Dataset excerpt:

###

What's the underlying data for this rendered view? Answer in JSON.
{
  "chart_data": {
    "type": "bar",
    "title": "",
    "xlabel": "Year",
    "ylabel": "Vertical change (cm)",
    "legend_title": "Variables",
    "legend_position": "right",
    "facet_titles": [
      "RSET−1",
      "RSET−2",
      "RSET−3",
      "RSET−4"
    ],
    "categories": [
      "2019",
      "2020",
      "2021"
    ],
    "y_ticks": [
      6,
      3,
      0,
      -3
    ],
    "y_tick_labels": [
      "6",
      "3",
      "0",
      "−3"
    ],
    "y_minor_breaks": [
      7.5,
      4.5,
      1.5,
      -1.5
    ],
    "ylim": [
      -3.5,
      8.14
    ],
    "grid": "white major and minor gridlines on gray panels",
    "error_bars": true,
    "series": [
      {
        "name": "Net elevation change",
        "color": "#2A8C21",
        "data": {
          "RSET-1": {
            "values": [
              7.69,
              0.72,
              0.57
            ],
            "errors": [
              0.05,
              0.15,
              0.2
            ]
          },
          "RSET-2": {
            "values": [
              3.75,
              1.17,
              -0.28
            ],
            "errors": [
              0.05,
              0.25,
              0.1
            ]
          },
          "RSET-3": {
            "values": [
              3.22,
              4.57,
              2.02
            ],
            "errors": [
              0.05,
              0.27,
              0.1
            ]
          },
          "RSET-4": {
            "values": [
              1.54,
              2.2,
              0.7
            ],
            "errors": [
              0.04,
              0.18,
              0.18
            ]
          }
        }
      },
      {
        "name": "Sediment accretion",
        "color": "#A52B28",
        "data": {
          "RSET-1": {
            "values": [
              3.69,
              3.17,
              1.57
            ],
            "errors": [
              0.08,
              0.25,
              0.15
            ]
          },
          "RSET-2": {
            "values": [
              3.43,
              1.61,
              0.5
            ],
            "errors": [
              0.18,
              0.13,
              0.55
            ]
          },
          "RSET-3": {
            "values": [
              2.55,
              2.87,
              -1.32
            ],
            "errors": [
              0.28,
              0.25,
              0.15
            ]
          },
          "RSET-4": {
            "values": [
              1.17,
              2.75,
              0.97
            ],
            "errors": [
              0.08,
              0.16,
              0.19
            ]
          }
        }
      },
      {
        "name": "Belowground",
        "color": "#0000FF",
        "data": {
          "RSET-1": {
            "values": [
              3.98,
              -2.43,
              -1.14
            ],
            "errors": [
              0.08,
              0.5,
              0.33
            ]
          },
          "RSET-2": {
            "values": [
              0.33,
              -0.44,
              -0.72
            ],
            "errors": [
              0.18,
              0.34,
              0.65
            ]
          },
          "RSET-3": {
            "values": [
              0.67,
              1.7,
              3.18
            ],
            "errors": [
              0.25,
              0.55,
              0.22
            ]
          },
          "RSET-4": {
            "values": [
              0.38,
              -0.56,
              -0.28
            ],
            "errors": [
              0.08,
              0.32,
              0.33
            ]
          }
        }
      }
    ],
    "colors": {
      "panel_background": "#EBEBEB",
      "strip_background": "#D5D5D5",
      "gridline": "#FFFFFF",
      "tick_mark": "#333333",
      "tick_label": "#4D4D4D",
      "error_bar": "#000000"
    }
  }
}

###

Would you reproduce all the entries exactly?

Written answer:
What's the underlying data for this rendered view? Answer in JSON.
{
  "chart_data": {
    "type": "bar",
    "title": "",
    "xlabel": "Year",
    "ylabel": "Vertical change (cm)",
    "legend_title": "Variables",
    "legend_position": "right",
    "facet_titles": [
      "RSET−1",
      "RSET−2",
      "RSET−3",
      "RSET−4"
    ],
    "categories": [
      "2019",
      "2020",
      "2021"
    ],
    "y_ticks": [
      6,
      3,
      0,
      -3
    ],
    "y_tick_labels": [
      "6",
      "3",
      "0",
      "−3"
    ],
    "y_minor_breaks": [
      7.5,
      4.5,
      1.5,
      -1.5
    ],
    "ylim": [
      -3.5,
      8.14
    ],
    "grid": "white major and minor gridlines on gray panels",
    "error_bars": true,
    "series": [
      {
        "name": "Net elevation change",
        "color": "#2A8C21",
        "data": {
          "RSET-1": {
            "values": [
              7.69,
              0.72,
              0.57
            ],
            "errors": [
              0.05,
              0.15,
              0.2
            ]
          },
          "RSET-2": {
            "values": [
              3.75,
              1.17,
              -0.28
            ],
            "errors": [
              0.05,
              0.25,
              0.1
            ]
          },
          "RSET-3": {
            "values": [
              3.22,
              4.57,
              2.02
            ],
            "errors": [
              0.05,
              0.27,
              0.1
            ]
          },
          "RSET-4": {
            "values": [
              1.54,
              2.2,
              0.7
            ],
            "errors": [
              0.04,
              0.18,
              0.18
            ]
          }
        }
      },
      {
        "name": "Sediment accretion",
        "color": "#A52B28",
        "data": {
          "RSET-1": {
            "values": [
              3.69,
              3.17,
              1.57
            ],
            "errors": [
              0.08,
              0.25,
              0.15
            ]
          },
          "RSET-2": {
            "values": [
              3.43,
              1.61,
              0.5
            ],
            "errors": [
              0.18,
              0.13,
              0.55
            ]
          },
          "RSET-3": {
            "values": [
              2.55,
              2.87,
              -1.32
            ],
            "errors": [
              0.28,
              0.25,
              0.15
            ]
          },
          "RSET-4": {
            "values": [
              1.17,
              2.75,
              0.97
            ],
            "errors": [
              0.08,
              0.16,
              0.19
            ]
          }
        }
      },
      {
        "name": "Belowground",
        "color": "#0000FF",
        "data": {
          "RSET-1": {
            "values": [
              3.98,
              -2.43,
              -1.14
            ],
            "errors": [
              0.08,
              0.5,
              0.33
            ]
          },
          "RSET-2": {
            "values": [
              0.33,
              -0.44,
              -0.72
            ],
            "errors": [
              0.18,
              0.34,
              0.65
            ]
          },
          "RSET-3": {
            "values": [
              0.67,
              1.7,
              3.18
            ],
            "errors": [
              0.25,
              0.55,
              0.22
            ]
          },
          "RSET-4": {
            "values": [
              0.38,
              -0.56,
              -0.28
            ],
            "errors": [
              0.08,
              0.32,
              0.33
            ]
          }
        }
      }
    ],
    "colors": {
      "panel_background": "#EBEBEB",
      "strip_background": "#D5D5D5",
      "gridline": "#FFFFFF",
      "tick_mark": "#333333",
      "tick_label": "#4D4D4D",
      "error_bar": "#000000"
    }
  }
}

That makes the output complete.